= DIRECTION =
Take every line from the listing below that contains "shlazený".

== SUPPLIED MATERIAL

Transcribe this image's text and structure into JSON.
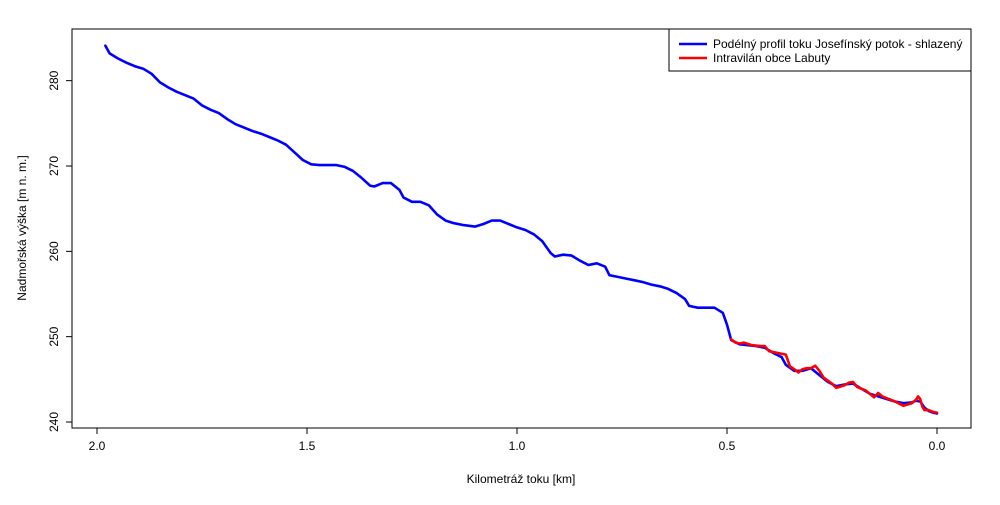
{
  "chart_data": {
    "type": "line",
    "xlabel": "Kilometráž toku [km]",
    "ylabel": "Nadmořská výška [m n. m.]",
    "xlim": [
      2.0,
      0.0
    ],
    "ylim": [
      240,
      285
    ],
    "x_reversed": true,
    "x_ticks": [
      2.0,
      1.5,
      1.0,
      0.5,
      0.0
    ],
    "x_tick_labels": [
      "2.0",
      "1.5",
      "1.0",
      "0.5",
      "0.0"
    ],
    "y_ticks": [
      240,
      250,
      260,
      270,
      280
    ],
    "y_tick_labels": [
      "240",
      "250",
      "260",
      "270",
      "280"
    ],
    "grid": false,
    "legend_position": "top-right",
    "legend": [
      {
        "label": "Podélný profil toku Josefínský potok - shlazený",
        "color": "#0000ff"
      },
      {
        "label": "Intravilán obce Labuty",
        "color": "#ff0000"
      }
    ],
    "series": [
      {
        "name": "Podélný profil toku Josefínský potok - shlazený",
        "color": "#0000ff",
        "points": [
          [
            1.98,
            284.1
          ],
          [
            1.97,
            283.2
          ],
          [
            1.95,
            282.6
          ],
          [
            1.93,
            282.1
          ],
          [
            1.91,
            281.7
          ],
          [
            1.89,
            281.4
          ],
          [
            1.87,
            280.8
          ],
          [
            1.85,
            279.8
          ],
          [
            1.83,
            279.2
          ],
          [
            1.81,
            278.7
          ],
          [
            1.79,
            278.3
          ],
          [
            1.77,
            277.9
          ],
          [
            1.75,
            277.1
          ],
          [
            1.73,
            276.6
          ],
          [
            1.71,
            276.2
          ],
          [
            1.69,
            275.5
          ],
          [
            1.67,
            274.9
          ],
          [
            1.65,
            274.5
          ],
          [
            1.63,
            274.1
          ],
          [
            1.61,
            273.8
          ],
          [
            1.59,
            273.4
          ],
          [
            1.57,
            273.0
          ],
          [
            1.55,
            272.5
          ],
          [
            1.53,
            271.6
          ],
          [
            1.51,
            270.7
          ],
          [
            1.49,
            270.2
          ],
          [
            1.47,
            270.1
          ],
          [
            1.45,
            270.1
          ],
          [
            1.43,
            270.1
          ],
          [
            1.41,
            269.9
          ],
          [
            1.39,
            269.4
          ],
          [
            1.37,
            268.6
          ],
          [
            1.35,
            267.7
          ],
          [
            1.34,
            267.6
          ],
          [
            1.32,
            268.0
          ],
          [
            1.3,
            268.0
          ],
          [
            1.28,
            267.2
          ],
          [
            1.27,
            266.3
          ],
          [
            1.25,
            265.8
          ],
          [
            1.23,
            265.8
          ],
          [
            1.21,
            265.4
          ],
          [
            1.19,
            264.3
          ],
          [
            1.17,
            263.6
          ],
          [
            1.15,
            263.3
          ],
          [
            1.13,
            263.1
          ],
          [
            1.1,
            262.9
          ],
          [
            1.08,
            263.2
          ],
          [
            1.06,
            263.6
          ],
          [
            1.04,
            263.6
          ],
          [
            1.02,
            263.2
          ],
          [
            1.0,
            262.8
          ],
          [
            0.98,
            262.5
          ],
          [
            0.96,
            262.0
          ],
          [
            0.94,
            261.2
          ],
          [
            0.92,
            259.8
          ],
          [
            0.91,
            259.4
          ],
          [
            0.89,
            259.6
          ],
          [
            0.87,
            259.5
          ],
          [
            0.85,
            258.9
          ],
          [
            0.83,
            258.4
          ],
          [
            0.81,
            258.6
          ],
          [
            0.79,
            258.2
          ],
          [
            0.78,
            257.2
          ],
          [
            0.76,
            257.0
          ],
          [
            0.74,
            256.8
          ],
          [
            0.72,
            256.6
          ],
          [
            0.7,
            256.4
          ],
          [
            0.68,
            256.1
          ],
          [
            0.66,
            255.9
          ],
          [
            0.64,
            255.6
          ],
          [
            0.62,
            255.1
          ],
          [
            0.6,
            254.4
          ],
          [
            0.59,
            253.6
          ],
          [
            0.57,
            253.4
          ],
          [
            0.55,
            253.4
          ],
          [
            0.53,
            253.4
          ],
          [
            0.51,
            252.8
          ],
          [
            0.5,
            251.4
          ],
          [
            0.49,
            249.6
          ],
          [
            0.47,
            249.1
          ],
          [
            0.45,
            249.0
          ],
          [
            0.43,
            248.9
          ],
          [
            0.41,
            248.7
          ],
          [
            0.39,
            248.1
          ],
          [
            0.37,
            247.6
          ],
          [
            0.36,
            246.7
          ],
          [
            0.34,
            246.0
          ],
          [
            0.32,
            246.0
          ],
          [
            0.3,
            246.3
          ],
          [
            0.28,
            245.5
          ],
          [
            0.26,
            244.7
          ],
          [
            0.24,
            244.2
          ],
          [
            0.22,
            244.4
          ],
          [
            0.2,
            244.5
          ],
          [
            0.18,
            243.9
          ],
          [
            0.16,
            243.3
          ],
          [
            0.14,
            243.0
          ],
          [
            0.12,
            242.7
          ],
          [
            0.1,
            242.4
          ],
          [
            0.08,
            242.2
          ],
          [
            0.06,
            242.3
          ],
          [
            0.05,
            242.5
          ],
          [
            0.04,
            242.4
          ],
          [
            0.03,
            241.7
          ],
          [
            0.02,
            241.3
          ],
          [
            0.01,
            241.1
          ],
          [
            0.0,
            241.0
          ]
        ]
      },
      {
        "name": "Intravilán obce Labuty",
        "color": "#ff0000",
        "points": [
          [
            0.49,
            249.7
          ],
          [
            0.48,
            249.3
          ],
          [
            0.47,
            249.2
          ],
          [
            0.46,
            249.3
          ],
          [
            0.44,
            249.0
          ],
          [
            0.42,
            248.9
          ],
          [
            0.41,
            248.9
          ],
          [
            0.4,
            248.3
          ],
          [
            0.38,
            248.1
          ],
          [
            0.36,
            247.9
          ],
          [
            0.35,
            246.5
          ],
          [
            0.34,
            246.2
          ],
          [
            0.33,
            245.8
          ],
          [
            0.32,
            246.2
          ],
          [
            0.31,
            246.3
          ],
          [
            0.3,
            246.3
          ],
          [
            0.29,
            246.6
          ],
          [
            0.28,
            246.0
          ],
          [
            0.27,
            245.2
          ],
          [
            0.25,
            244.5
          ],
          [
            0.24,
            244.0
          ],
          [
            0.22,
            244.3
          ],
          [
            0.21,
            244.6
          ],
          [
            0.2,
            244.7
          ],
          [
            0.19,
            244.1
          ],
          [
            0.17,
            243.7
          ],
          [
            0.16,
            243.3
          ],
          [
            0.15,
            242.9
          ],
          [
            0.14,
            243.4
          ],
          [
            0.13,
            243.0
          ],
          [
            0.11,
            242.6
          ],
          [
            0.1,
            242.4
          ],
          [
            0.08,
            241.9
          ],
          [
            0.06,
            242.2
          ],
          [
            0.05,
            242.6
          ],
          [
            0.045,
            243.0
          ],
          [
            0.04,
            242.7
          ],
          [
            0.035,
            241.8
          ],
          [
            0.03,
            241.4
          ],
          [
            0.02,
            241.4
          ],
          [
            0.01,
            241.2
          ],
          [
            0.0,
            241.1
          ]
        ]
      }
    ]
  }
}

====

= RESPONSE =
        "label": "Podélný profil toku Josefínský potok - shlazený",
        "name": "Podélný profil toku Josefínský potok - shlazený",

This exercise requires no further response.